What is expected —
Locate all lines with the word "screenshot" and copy them out.

Data in this exercise —

____

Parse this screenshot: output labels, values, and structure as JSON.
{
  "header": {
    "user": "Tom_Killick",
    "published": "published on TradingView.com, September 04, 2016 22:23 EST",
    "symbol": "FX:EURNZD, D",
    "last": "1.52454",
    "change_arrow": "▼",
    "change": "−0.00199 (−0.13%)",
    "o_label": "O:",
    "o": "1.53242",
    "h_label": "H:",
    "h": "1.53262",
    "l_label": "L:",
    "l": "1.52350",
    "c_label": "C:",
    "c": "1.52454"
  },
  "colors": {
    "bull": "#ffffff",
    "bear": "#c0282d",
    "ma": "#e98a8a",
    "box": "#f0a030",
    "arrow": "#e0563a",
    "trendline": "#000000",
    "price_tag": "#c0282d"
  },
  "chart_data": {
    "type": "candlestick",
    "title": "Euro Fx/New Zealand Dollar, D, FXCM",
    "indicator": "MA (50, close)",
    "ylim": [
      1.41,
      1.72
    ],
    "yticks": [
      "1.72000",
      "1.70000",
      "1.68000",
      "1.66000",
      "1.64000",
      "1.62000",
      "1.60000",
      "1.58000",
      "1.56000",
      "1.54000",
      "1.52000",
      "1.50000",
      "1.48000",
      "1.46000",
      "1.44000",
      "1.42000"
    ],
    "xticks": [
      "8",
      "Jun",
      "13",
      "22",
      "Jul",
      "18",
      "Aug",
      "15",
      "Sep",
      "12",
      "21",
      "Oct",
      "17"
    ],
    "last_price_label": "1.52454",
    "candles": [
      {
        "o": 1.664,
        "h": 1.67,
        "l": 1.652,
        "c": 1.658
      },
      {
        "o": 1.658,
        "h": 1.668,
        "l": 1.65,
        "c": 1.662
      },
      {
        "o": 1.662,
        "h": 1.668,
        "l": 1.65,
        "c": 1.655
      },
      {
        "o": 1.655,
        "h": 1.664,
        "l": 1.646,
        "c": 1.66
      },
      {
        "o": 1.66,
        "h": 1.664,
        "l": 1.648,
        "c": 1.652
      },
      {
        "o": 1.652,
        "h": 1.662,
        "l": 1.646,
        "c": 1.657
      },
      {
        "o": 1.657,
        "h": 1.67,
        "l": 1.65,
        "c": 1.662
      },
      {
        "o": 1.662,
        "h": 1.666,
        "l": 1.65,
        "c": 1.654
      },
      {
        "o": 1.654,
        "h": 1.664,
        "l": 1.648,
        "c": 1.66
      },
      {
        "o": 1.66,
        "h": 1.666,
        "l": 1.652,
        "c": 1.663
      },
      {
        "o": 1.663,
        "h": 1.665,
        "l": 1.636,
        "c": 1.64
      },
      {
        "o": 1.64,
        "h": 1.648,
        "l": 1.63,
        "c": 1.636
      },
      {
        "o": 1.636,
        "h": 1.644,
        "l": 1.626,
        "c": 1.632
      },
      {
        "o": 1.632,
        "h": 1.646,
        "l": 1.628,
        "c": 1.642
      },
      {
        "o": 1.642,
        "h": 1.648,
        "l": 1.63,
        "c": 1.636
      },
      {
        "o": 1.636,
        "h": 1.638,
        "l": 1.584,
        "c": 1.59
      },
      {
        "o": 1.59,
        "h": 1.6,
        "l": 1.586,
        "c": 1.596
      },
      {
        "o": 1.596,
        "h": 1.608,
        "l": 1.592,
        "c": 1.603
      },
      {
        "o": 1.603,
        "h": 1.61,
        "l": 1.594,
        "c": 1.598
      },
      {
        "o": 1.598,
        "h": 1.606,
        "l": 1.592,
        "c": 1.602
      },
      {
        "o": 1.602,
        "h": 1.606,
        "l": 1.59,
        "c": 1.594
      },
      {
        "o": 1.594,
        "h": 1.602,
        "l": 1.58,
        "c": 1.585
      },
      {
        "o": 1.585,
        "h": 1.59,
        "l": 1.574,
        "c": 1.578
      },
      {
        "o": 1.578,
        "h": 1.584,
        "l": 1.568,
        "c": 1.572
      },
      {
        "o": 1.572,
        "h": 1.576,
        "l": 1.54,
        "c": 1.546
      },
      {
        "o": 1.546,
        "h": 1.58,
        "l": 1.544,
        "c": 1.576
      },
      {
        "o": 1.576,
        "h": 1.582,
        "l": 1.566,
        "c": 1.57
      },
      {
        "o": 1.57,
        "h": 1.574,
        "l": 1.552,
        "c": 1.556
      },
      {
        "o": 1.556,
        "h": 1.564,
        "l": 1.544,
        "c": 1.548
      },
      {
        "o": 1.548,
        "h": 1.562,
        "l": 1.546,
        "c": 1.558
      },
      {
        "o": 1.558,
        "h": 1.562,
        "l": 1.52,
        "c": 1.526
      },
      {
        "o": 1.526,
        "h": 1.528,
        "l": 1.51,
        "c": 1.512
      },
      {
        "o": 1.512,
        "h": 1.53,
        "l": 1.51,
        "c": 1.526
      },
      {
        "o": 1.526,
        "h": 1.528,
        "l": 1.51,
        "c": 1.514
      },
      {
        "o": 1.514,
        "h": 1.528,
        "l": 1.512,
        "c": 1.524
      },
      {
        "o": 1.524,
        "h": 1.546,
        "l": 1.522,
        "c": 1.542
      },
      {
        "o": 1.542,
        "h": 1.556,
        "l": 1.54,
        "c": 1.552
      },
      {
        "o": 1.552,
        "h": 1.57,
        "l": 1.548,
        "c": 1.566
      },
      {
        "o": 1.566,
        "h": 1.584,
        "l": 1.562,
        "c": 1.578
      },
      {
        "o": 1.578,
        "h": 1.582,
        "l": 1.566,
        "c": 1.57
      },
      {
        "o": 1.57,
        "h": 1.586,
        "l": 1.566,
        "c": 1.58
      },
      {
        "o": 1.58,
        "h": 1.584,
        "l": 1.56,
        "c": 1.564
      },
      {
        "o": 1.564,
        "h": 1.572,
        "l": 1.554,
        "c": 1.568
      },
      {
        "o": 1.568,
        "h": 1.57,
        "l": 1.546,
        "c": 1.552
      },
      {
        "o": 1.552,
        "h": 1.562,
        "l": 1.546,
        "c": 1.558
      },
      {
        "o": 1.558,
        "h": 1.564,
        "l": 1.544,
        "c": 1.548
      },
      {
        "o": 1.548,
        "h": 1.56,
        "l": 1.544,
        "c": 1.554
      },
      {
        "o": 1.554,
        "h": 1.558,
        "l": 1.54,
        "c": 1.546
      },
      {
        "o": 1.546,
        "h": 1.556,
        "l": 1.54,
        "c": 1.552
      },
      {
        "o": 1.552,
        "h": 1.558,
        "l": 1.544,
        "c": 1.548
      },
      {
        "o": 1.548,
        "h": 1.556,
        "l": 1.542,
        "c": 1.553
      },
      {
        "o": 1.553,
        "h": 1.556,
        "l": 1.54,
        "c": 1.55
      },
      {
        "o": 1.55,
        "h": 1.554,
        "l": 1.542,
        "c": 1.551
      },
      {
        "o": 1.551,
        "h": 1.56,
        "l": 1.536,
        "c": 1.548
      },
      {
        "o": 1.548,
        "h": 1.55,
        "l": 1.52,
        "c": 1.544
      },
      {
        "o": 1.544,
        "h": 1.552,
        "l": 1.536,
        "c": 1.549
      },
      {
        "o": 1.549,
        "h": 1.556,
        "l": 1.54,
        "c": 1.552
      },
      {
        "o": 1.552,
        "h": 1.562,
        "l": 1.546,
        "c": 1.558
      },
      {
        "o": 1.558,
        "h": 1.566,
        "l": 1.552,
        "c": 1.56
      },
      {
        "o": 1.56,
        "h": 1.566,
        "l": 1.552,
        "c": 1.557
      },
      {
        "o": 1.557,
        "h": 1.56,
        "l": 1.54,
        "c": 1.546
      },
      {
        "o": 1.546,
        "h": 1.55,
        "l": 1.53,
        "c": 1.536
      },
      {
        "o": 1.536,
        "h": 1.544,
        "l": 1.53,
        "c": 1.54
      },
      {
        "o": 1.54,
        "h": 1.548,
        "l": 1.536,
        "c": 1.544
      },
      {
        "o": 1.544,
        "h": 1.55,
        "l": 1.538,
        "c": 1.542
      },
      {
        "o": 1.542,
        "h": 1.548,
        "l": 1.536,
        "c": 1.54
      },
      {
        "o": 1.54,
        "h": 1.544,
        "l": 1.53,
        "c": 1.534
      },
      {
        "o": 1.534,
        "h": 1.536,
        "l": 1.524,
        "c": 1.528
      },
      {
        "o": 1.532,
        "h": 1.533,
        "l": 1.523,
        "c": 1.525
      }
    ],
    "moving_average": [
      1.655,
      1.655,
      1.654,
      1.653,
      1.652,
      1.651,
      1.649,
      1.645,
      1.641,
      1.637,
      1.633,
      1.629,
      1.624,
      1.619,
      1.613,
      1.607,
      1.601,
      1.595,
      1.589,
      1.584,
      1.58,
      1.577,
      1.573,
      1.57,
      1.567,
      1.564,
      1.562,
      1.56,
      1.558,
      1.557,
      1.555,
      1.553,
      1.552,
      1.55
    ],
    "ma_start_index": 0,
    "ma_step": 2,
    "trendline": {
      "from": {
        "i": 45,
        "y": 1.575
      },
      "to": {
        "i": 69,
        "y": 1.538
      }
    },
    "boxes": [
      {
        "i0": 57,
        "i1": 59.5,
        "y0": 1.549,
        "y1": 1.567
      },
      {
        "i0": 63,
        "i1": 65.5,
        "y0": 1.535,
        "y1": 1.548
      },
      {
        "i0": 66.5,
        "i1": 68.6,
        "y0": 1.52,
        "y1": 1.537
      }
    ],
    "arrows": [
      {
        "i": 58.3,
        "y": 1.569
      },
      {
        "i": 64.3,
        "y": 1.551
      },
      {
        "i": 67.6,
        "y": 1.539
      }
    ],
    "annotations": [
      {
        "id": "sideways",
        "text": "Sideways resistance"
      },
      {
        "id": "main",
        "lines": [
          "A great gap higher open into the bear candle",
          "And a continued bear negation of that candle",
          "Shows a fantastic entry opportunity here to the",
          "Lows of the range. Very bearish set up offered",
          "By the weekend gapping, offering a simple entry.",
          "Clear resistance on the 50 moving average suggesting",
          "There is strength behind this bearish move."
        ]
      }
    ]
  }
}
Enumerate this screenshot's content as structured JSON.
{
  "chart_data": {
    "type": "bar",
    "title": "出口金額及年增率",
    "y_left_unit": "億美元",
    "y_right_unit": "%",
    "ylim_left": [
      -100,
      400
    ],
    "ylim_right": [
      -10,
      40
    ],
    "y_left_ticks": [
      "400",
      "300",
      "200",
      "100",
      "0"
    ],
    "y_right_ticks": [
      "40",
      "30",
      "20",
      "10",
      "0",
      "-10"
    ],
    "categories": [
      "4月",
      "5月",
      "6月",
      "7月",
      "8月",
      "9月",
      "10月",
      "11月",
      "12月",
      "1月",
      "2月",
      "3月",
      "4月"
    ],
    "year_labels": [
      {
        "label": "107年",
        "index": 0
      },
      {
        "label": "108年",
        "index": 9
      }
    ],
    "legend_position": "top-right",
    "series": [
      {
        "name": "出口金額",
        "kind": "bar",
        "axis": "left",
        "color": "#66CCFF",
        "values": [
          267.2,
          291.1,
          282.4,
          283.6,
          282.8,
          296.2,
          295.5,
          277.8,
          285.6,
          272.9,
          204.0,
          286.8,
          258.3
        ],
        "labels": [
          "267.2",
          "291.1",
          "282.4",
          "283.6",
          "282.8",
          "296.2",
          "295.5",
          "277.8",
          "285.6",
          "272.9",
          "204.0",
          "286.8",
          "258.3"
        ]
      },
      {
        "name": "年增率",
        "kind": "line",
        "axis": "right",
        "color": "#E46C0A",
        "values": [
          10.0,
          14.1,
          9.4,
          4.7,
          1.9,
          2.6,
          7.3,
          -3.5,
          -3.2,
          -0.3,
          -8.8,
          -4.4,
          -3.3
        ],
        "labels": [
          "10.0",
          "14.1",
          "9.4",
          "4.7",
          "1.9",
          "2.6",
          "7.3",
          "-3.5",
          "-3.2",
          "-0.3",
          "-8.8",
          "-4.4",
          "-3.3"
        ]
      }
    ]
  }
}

____

Task answer —
Parse this screenshot: output labels, values, and structure as JSON.
Enumerate this screenshot's content as structured JSON.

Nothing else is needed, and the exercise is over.